• WORK INSTRUCTIONS: What you return should match every record exactly, with the images removed.

• Saved data entries:
---------------
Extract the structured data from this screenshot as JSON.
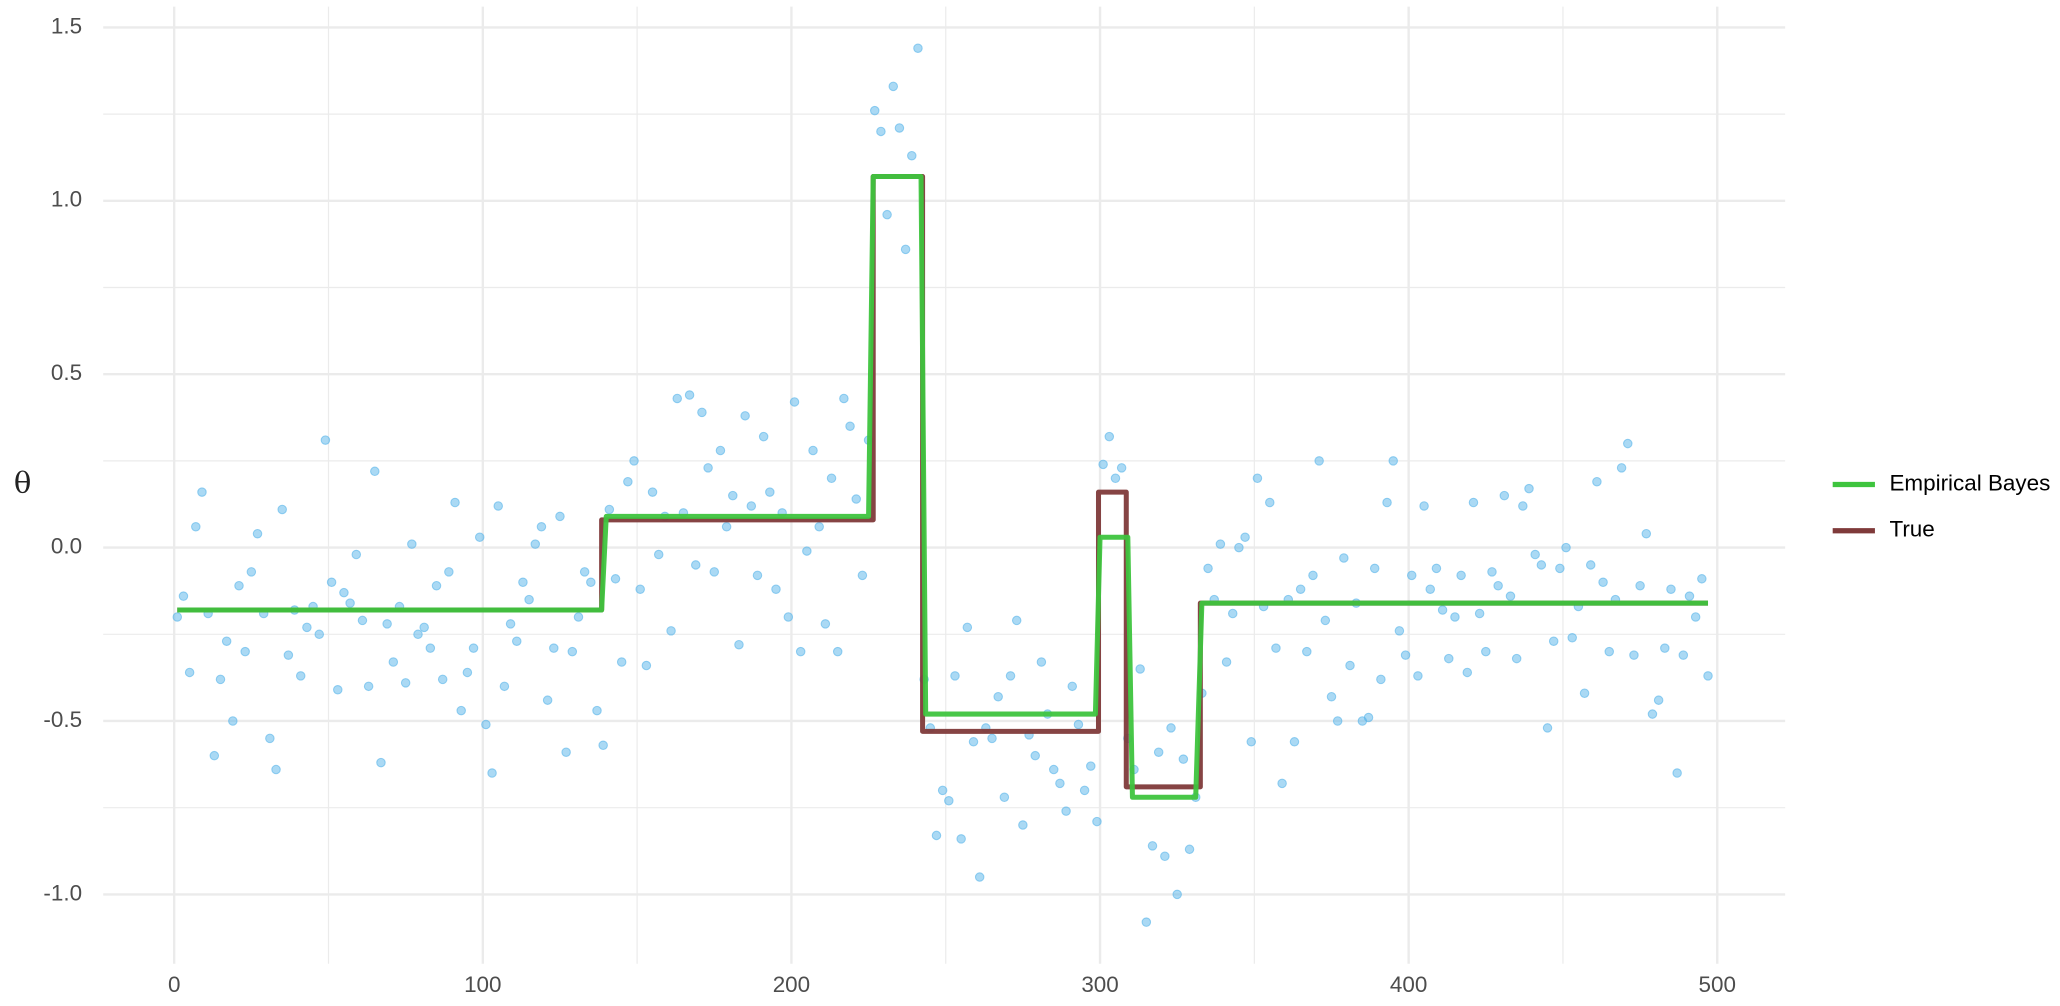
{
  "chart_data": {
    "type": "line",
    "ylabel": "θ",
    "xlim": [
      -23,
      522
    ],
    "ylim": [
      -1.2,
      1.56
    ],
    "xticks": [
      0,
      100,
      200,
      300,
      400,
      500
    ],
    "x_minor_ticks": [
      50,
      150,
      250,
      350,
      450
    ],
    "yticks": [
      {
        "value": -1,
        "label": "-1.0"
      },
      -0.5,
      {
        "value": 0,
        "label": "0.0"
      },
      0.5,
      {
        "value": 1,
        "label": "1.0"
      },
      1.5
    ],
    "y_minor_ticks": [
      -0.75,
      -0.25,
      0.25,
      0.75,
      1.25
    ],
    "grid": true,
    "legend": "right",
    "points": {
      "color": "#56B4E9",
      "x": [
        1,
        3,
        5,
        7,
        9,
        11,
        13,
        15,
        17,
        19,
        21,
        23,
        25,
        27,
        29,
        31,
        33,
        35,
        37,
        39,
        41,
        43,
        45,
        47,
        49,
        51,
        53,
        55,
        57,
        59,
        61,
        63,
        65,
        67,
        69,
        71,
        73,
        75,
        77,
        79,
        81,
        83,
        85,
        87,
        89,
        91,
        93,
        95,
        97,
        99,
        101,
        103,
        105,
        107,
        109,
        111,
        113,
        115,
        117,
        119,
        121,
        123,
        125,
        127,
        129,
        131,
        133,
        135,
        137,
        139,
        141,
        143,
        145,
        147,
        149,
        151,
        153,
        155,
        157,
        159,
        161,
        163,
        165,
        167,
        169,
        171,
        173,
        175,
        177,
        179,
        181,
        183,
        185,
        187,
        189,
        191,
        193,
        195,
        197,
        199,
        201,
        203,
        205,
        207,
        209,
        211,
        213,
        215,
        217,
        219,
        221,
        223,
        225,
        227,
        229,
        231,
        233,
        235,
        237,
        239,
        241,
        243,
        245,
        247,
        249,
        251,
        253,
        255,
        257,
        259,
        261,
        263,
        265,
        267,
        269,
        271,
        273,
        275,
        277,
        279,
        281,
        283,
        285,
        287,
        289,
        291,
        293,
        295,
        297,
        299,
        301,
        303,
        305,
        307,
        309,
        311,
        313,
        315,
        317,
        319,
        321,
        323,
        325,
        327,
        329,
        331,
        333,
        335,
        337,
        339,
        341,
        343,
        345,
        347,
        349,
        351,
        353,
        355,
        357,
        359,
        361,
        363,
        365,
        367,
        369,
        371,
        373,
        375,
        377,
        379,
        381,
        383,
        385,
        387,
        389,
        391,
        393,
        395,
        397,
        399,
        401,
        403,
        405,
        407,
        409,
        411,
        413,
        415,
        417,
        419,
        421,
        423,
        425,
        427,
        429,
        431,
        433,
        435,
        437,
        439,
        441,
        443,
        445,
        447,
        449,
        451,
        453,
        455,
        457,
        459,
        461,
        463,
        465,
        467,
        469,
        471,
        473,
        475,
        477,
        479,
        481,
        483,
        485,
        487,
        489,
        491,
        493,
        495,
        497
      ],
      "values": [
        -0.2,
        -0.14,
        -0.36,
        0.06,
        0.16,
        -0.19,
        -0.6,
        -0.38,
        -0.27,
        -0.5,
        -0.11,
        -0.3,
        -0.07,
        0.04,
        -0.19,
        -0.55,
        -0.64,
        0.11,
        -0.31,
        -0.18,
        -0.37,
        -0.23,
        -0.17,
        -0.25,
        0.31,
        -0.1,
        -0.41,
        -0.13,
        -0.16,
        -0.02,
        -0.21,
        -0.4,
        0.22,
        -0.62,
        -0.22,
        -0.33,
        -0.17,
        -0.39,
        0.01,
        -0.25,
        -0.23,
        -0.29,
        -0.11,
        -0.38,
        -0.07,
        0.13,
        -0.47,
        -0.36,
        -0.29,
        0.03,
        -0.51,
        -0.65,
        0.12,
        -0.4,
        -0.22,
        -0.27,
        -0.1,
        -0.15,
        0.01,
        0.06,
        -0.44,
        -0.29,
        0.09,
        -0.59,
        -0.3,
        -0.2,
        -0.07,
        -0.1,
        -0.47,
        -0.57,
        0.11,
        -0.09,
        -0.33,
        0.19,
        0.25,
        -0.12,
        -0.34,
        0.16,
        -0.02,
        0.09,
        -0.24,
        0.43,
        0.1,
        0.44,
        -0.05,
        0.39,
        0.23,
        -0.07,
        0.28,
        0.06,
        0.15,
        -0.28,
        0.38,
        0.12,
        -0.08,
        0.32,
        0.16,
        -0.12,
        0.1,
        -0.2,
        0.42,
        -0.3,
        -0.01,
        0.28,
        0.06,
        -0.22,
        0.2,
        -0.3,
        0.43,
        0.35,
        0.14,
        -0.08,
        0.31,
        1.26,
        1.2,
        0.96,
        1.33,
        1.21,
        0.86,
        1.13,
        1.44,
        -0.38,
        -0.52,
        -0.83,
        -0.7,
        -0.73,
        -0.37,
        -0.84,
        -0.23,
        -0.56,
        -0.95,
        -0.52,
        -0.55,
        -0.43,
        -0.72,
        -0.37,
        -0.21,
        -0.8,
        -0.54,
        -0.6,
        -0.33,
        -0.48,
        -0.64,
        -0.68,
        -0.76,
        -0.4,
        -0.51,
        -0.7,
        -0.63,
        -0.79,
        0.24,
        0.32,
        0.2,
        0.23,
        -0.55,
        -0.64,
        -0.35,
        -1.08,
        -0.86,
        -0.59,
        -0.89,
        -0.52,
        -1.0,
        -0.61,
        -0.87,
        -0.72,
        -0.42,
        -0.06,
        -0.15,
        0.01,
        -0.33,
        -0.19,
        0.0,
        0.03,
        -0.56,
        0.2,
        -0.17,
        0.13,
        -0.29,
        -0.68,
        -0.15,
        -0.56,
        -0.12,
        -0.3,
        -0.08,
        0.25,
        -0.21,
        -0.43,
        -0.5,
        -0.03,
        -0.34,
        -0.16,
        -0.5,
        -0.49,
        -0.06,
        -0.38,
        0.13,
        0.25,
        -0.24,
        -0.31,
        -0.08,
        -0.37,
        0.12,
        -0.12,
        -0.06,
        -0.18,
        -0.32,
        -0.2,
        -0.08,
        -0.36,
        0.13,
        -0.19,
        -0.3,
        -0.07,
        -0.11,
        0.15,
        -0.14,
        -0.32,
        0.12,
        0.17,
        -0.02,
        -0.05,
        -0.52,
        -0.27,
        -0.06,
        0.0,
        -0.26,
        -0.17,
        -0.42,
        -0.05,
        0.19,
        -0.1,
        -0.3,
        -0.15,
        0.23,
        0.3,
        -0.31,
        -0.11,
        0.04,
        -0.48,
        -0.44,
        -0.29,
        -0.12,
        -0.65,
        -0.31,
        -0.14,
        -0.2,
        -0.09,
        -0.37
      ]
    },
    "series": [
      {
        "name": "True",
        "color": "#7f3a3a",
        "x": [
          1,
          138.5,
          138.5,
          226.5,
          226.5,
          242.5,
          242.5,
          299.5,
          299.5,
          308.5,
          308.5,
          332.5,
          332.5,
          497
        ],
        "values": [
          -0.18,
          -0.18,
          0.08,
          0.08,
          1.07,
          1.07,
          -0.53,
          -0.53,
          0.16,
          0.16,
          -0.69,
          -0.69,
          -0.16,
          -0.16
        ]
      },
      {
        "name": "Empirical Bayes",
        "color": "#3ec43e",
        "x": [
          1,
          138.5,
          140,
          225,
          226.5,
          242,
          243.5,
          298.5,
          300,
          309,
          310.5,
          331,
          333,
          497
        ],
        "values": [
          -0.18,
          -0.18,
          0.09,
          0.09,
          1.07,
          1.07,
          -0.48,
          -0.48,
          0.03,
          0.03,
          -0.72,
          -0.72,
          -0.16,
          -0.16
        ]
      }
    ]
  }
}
---------------
• COMPLETED TASK:
Extract the structured data from this screenshot as JSON.
{
  "chart_data": {
    "type": "line",
    "ylabel": "θ",
    "xlim": [
      -23,
      522
    ],
    "ylim": [
      -1.2,
      1.56
    ],
    "xticks": [
      0,
      100,
      200,
      300,
      400,
      500
    ],
    "x_minor_ticks": [
      50,
      150,
      250,
      350,
      450
    ],
    "yticks": [
      {
        "value": -1,
        "label": "-1.0"
      },
      -0.5,
      {
        "value": 0,
        "label": "0.0"
      },
      0.5,
      {
        "value": 1,
        "label": "1.0"
      },
      1.5
    ],
    "y_minor_ticks": [
      -0.75,
      -0.25,
      0.25,
      0.75,
      1.25
    ],
    "grid": true,
    "legend": "right",
    "points": {
      "color": "#56B4E9",
      "x": [
        1,
        3,
        5,
        7,
        9,
        11,
        13,
        15,
        17,
        19,
        21,
        23,
        25,
        27,
        29,
        31,
        33,
        35,
        37,
        39,
        41,
        43,
        45,
        47,
        49,
        51,
        53,
        55,
        57,
        59,
        61,
        63,
        65,
        67,
        69,
        71,
        73,
        75,
        77,
        79,
        81,
        83,
        85,
        87,
        89,
        91,
        93,
        95,
        97,
        99,
        101,
        103,
        105,
        107,
        109,
        111,
        113,
        115,
        117,
        119,
        121,
        123,
        125,
        127,
        129,
        131,
        133,
        135,
        137,
        139,
        141,
        143,
        145,
        147,
        149,
        151,
        153,
        155,
        157,
        159,
        161,
        163,
        165,
        167,
        169,
        171,
        173,
        175,
        177,
        179,
        181,
        183,
        185,
        187,
        189,
        191,
        193,
        195,
        197,
        199,
        201,
        203,
        205,
        207,
        209,
        211,
        213,
        215,
        217,
        219,
        221,
        223,
        225,
        227,
        229,
        231,
        233,
        235,
        237,
        239,
        241,
        243,
        245,
        247,
        249,
        251,
        253,
        255,
        257,
        259,
        261,
        263,
        265,
        267,
        269,
        271,
        273,
        275,
        277,
        279,
        281,
        283,
        285,
        287,
        289,
        291,
        293,
        295,
        297,
        299,
        301,
        303,
        305,
        307,
        309,
        311,
        313,
        315,
        317,
        319,
        321,
        323,
        325,
        327,
        329,
        331,
        333,
        335,
        337,
        339,
        341,
        343,
        345,
        347,
        349,
        351,
        353,
        355,
        357,
        359,
        361,
        363,
        365,
        367,
        369,
        371,
        373,
        375,
        377,
        379,
        381,
        383,
        385,
        387,
        389,
        391,
        393,
        395,
        397,
        399,
        401,
        403,
        405,
        407,
        409,
        411,
        413,
        415,
        417,
        419,
        421,
        423,
        425,
        427,
        429,
        431,
        433,
        435,
        437,
        439,
        441,
        443,
        445,
        447,
        449,
        451,
        453,
        455,
        457,
        459,
        461,
        463,
        465,
        467,
        469,
        471,
        473,
        475,
        477,
        479,
        481,
        483,
        485,
        487,
        489,
        491,
        493,
        495,
        497
      ],
      "values": [
        -0.2,
        -0.14,
        -0.36,
        0.06,
        0.16,
        -0.19,
        -0.6,
        -0.38,
        -0.27,
        -0.5,
        -0.11,
        -0.3,
        -0.07,
        0.04,
        -0.19,
        -0.55,
        -0.64,
        0.11,
        -0.31,
        -0.18,
        -0.37,
        -0.23,
        -0.17,
        -0.25,
        0.31,
        -0.1,
        -0.41,
        -0.13,
        -0.16,
        -0.02,
        -0.21,
        -0.4,
        0.22,
        -0.62,
        -0.22,
        -0.33,
        -0.17,
        -0.39,
        0.01,
        -0.25,
        -0.23,
        -0.29,
        -0.11,
        -0.38,
        -0.07,
        0.13,
        -0.47,
        -0.36,
        -0.29,
        0.03,
        -0.51,
        -0.65,
        0.12,
        -0.4,
        -0.22,
        -0.27,
        -0.1,
        -0.15,
        0.01,
        0.06,
        -0.44,
        -0.29,
        0.09,
        -0.59,
        -0.3,
        -0.2,
        -0.07,
        -0.1,
        -0.47,
        -0.57,
        0.11,
        -0.09,
        -0.33,
        0.19,
        0.25,
        -0.12,
        -0.34,
        0.16,
        -0.02,
        0.09,
        -0.24,
        0.43,
        0.1,
        0.44,
        -0.05,
        0.39,
        0.23,
        -0.07,
        0.28,
        0.06,
        0.15,
        -0.28,
        0.38,
        0.12,
        -0.08,
        0.32,
        0.16,
        -0.12,
        0.1,
        -0.2,
        0.42,
        -0.3,
        -0.01,
        0.28,
        0.06,
        -0.22,
        0.2,
        -0.3,
        0.43,
        0.35,
        0.14,
        -0.08,
        0.31,
        1.26,
        1.2,
        0.96,
        1.33,
        1.21,
        0.86,
        1.13,
        1.44,
        -0.38,
        -0.52,
        -0.83,
        -0.7,
        -0.73,
        -0.37,
        -0.84,
        -0.23,
        -0.56,
        -0.95,
        -0.52,
        -0.55,
        -0.43,
        -0.72,
        -0.37,
        -0.21,
        -0.8,
        -0.54,
        -0.6,
        -0.33,
        -0.48,
        -0.64,
        -0.68,
        -0.76,
        -0.4,
        -0.51,
        -0.7,
        -0.63,
        -0.79,
        0.24,
        0.32,
        0.2,
        0.23,
        -0.55,
        -0.64,
        -0.35,
        -1.08,
        -0.86,
        -0.59,
        -0.89,
        -0.52,
        -1.0,
        -0.61,
        -0.87,
        -0.72,
        -0.42,
        -0.06,
        -0.15,
        0.01,
        -0.33,
        -0.19,
        0.0,
        0.03,
        -0.56,
        0.2,
        -0.17,
        0.13,
        -0.29,
        -0.68,
        -0.15,
        -0.56,
        -0.12,
        -0.3,
        -0.08,
        0.25,
        -0.21,
        -0.43,
        -0.5,
        -0.03,
        -0.34,
        -0.16,
        -0.5,
        -0.49,
        -0.06,
        -0.38,
        0.13,
        0.25,
        -0.24,
        -0.31,
        -0.08,
        -0.37,
        0.12,
        -0.12,
        -0.06,
        -0.18,
        -0.32,
        -0.2,
        -0.08,
        -0.36,
        0.13,
        -0.19,
        -0.3,
        -0.07,
        -0.11,
        0.15,
        -0.14,
        -0.32,
        0.12,
        0.17,
        -0.02,
        -0.05,
        -0.52,
        -0.27,
        -0.06,
        0.0,
        -0.26,
        -0.17,
        -0.42,
        -0.05,
        0.19,
        -0.1,
        -0.3,
        -0.15,
        0.23,
        0.3,
        -0.31,
        -0.11,
        0.04,
        -0.48,
        -0.44,
        -0.29,
        -0.12,
        -0.65,
        -0.31,
        -0.14,
        -0.2,
        -0.09,
        -0.37
      ]
    },
    "series": [
      {
        "name": "True",
        "color": "#7f3a3a",
        "x": [
          1,
          138.5,
          138.5,
          226.5,
          226.5,
          242.5,
          242.5,
          299.5,
          299.5,
          308.5,
          308.5,
          332.5,
          332.5,
          497
        ],
        "values": [
          -0.18,
          -0.18,
          0.08,
          0.08,
          1.07,
          1.07,
          -0.53,
          -0.53,
          0.16,
          0.16,
          -0.69,
          -0.69,
          -0.16,
          -0.16
        ]
      },
      {
        "name": "Empirical Bayes",
        "color": "#3ec43e",
        "x": [
          1,
          138.5,
          140,
          225,
          226.5,
          242,
          243.5,
          298.5,
          300,
          309,
          310.5,
          331,
          333,
          497
        ],
        "values": [
          -0.18,
          -0.18,
          0.09,
          0.09,
          1.07,
          1.07,
          -0.48,
          -0.48,
          0.03,
          0.03,
          -0.72,
          -0.72,
          -0.16,
          -0.16
        ]
      }
    ]
  }
}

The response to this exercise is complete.